Required work: How many of these lines hold the string "visible"? Answer with the number only.

Input material:
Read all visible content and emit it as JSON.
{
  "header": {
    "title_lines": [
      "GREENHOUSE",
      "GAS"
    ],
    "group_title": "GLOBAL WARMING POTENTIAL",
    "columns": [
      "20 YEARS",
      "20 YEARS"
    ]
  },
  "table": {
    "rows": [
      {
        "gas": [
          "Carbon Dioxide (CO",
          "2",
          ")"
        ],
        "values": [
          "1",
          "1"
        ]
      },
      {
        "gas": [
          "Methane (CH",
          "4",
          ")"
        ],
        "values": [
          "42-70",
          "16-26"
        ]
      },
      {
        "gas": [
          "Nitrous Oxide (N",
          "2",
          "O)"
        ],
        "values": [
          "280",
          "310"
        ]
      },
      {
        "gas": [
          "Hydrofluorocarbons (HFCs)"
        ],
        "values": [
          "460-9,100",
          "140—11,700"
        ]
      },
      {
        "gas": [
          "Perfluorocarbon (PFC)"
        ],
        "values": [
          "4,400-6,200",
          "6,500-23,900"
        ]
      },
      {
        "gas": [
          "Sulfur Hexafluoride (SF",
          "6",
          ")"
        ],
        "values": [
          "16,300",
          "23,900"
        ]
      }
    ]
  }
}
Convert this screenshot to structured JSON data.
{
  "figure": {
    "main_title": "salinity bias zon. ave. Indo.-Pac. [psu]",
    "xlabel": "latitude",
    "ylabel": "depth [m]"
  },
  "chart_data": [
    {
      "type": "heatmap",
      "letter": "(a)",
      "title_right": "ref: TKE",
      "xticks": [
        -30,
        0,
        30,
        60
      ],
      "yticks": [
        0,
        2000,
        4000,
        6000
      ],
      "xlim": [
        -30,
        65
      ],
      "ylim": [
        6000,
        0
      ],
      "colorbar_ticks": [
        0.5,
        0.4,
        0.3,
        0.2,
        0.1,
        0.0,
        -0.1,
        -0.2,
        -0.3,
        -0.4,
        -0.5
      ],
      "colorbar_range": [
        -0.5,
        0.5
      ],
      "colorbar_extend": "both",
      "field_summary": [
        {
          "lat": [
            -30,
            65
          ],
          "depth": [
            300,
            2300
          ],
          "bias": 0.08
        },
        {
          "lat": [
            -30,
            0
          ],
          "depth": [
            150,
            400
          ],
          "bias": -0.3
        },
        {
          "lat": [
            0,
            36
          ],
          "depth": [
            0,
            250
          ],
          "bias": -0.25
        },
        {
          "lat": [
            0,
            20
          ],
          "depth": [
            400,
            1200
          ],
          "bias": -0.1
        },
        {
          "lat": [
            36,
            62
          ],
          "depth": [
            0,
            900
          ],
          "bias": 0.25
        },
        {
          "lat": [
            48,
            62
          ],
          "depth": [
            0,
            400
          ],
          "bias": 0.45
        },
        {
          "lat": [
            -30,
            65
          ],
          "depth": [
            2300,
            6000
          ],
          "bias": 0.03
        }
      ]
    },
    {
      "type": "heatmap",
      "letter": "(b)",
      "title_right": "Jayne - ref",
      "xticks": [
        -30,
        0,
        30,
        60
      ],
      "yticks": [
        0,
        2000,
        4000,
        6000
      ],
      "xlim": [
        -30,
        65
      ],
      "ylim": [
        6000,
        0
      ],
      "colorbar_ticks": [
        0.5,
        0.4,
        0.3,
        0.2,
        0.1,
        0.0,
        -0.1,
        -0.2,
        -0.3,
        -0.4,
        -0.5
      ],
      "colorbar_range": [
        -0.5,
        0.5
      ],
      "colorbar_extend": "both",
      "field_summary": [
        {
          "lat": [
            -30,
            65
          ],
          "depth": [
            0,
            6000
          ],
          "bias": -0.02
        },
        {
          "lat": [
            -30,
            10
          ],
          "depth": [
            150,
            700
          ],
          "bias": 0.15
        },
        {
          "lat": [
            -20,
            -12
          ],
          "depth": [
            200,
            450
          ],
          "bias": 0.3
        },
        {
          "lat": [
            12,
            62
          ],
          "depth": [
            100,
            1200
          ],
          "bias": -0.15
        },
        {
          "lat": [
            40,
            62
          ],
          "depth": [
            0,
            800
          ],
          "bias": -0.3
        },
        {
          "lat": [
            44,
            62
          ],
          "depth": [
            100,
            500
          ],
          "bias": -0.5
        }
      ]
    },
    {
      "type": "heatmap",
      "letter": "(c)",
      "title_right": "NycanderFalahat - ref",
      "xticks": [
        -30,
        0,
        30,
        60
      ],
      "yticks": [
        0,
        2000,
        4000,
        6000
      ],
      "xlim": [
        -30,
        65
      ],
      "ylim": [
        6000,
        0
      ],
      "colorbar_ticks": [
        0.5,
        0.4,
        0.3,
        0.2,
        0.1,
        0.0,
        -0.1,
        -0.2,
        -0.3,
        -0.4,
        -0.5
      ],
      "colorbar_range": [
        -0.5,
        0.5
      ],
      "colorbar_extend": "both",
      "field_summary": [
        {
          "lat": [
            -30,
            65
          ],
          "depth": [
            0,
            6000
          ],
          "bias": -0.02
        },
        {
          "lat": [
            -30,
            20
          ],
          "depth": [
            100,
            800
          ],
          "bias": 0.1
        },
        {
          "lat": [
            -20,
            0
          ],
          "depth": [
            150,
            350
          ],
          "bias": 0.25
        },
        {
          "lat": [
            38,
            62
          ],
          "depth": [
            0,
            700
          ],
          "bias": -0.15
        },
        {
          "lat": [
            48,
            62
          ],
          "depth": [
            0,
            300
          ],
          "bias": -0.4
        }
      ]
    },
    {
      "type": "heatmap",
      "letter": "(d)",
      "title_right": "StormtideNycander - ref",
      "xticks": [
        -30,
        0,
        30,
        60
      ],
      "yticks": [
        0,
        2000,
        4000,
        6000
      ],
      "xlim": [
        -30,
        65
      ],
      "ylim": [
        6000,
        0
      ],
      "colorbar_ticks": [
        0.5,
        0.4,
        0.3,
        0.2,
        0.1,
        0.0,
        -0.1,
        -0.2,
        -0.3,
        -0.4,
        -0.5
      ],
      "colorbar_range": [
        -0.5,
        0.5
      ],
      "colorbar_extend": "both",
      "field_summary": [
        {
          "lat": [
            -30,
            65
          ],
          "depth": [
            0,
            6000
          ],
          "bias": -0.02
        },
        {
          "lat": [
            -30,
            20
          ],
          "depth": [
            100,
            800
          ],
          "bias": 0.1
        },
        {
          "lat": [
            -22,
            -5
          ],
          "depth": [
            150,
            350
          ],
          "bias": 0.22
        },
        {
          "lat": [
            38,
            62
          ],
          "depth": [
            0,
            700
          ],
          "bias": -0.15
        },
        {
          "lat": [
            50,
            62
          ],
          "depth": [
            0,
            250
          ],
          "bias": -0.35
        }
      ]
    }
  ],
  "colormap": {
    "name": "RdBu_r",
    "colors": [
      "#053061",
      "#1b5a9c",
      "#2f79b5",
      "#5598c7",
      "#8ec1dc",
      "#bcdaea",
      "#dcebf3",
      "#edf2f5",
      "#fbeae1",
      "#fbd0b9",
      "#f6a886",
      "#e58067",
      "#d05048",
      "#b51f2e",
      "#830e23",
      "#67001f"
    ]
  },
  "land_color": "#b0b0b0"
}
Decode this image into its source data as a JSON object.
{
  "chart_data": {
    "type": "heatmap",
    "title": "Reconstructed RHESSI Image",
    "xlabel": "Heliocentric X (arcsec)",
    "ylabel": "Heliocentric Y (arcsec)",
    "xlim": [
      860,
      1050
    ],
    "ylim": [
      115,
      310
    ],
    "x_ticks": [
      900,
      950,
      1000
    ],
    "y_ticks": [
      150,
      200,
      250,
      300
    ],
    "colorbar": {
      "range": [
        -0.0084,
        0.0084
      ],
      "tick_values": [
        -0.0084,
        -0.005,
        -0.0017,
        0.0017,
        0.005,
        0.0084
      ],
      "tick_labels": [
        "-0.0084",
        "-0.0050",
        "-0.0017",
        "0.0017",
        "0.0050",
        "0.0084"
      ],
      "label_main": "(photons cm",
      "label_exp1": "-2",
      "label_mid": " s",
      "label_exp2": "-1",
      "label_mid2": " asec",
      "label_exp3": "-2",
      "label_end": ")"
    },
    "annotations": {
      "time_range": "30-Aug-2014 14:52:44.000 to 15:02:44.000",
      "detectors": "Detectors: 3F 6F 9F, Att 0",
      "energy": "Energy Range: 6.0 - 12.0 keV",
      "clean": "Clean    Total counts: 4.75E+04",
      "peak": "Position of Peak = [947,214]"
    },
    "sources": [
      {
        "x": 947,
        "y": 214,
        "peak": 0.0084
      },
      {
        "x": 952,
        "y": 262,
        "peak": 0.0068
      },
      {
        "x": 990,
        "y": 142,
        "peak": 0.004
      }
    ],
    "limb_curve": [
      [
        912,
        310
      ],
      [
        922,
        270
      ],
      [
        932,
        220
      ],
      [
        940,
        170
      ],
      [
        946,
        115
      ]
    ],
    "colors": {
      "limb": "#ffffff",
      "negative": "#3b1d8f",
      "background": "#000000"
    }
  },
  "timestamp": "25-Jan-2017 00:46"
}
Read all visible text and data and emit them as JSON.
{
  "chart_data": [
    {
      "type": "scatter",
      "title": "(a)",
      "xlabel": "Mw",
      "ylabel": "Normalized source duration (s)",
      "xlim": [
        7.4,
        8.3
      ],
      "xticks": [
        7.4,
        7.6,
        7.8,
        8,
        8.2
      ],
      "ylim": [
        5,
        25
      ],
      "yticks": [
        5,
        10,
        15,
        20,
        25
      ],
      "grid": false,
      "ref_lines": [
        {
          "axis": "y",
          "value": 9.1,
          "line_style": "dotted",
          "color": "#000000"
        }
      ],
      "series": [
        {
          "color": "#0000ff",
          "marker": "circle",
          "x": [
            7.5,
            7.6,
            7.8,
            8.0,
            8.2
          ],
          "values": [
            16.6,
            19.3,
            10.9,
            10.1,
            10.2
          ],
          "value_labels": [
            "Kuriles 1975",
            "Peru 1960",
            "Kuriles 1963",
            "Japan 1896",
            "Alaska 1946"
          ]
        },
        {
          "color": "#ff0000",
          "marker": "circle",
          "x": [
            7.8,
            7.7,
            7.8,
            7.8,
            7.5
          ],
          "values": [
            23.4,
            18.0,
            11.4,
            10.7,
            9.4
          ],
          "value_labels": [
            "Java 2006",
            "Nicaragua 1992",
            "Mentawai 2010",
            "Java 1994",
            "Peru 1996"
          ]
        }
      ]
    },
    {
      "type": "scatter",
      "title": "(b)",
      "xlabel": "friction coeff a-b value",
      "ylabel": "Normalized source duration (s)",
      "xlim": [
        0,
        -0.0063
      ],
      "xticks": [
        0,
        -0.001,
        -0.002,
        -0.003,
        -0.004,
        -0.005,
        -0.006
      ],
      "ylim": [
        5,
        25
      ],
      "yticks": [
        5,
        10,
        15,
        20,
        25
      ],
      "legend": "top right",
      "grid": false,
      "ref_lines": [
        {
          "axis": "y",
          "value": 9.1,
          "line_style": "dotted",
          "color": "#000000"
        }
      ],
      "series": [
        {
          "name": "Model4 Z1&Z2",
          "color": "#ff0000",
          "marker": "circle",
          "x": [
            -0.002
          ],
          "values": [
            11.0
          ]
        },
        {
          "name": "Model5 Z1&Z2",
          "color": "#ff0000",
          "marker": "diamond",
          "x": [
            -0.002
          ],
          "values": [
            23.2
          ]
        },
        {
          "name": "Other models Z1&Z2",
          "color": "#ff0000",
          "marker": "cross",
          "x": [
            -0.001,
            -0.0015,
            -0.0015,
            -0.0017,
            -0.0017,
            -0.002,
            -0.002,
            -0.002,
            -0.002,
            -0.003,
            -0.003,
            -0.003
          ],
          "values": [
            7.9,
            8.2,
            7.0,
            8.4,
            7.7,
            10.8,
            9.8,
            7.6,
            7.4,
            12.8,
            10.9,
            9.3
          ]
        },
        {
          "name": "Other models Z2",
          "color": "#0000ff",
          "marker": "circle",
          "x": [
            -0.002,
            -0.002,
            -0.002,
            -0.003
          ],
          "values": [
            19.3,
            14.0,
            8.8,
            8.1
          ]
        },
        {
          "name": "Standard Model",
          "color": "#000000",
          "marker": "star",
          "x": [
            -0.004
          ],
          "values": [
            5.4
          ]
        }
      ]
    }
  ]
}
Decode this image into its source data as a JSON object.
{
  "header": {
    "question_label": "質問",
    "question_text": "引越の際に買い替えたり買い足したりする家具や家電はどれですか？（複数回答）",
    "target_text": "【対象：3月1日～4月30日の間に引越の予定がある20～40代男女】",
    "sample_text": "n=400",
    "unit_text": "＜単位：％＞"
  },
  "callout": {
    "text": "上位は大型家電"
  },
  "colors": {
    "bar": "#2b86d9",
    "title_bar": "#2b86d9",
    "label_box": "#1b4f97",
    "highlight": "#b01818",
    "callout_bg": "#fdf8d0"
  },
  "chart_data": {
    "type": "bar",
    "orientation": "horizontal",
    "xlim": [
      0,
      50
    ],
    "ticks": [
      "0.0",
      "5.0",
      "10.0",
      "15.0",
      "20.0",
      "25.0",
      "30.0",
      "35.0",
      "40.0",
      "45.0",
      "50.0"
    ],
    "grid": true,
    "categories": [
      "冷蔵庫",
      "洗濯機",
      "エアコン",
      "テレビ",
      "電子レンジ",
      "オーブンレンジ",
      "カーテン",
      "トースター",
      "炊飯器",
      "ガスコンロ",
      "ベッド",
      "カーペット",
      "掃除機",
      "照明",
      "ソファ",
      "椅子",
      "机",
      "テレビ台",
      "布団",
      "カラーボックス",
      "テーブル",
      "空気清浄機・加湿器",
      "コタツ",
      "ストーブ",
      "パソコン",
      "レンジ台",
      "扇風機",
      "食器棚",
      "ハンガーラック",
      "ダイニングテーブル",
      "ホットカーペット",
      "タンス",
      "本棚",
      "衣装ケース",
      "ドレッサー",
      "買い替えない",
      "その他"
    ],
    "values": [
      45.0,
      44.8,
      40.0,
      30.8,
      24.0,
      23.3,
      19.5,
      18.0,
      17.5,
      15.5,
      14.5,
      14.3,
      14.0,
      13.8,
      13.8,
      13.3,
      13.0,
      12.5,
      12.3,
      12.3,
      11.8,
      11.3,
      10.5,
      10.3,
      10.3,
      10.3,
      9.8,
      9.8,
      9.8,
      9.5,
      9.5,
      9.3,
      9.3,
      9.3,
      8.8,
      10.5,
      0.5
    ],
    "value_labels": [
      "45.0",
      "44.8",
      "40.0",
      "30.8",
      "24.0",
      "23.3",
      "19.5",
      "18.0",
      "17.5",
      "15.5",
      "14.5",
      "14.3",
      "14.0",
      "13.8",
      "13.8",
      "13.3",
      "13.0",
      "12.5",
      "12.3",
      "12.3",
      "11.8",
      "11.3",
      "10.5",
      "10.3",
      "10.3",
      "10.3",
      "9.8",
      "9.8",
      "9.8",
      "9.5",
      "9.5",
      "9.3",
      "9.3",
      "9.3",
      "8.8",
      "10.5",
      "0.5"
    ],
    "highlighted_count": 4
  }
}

Result of the exercise: 2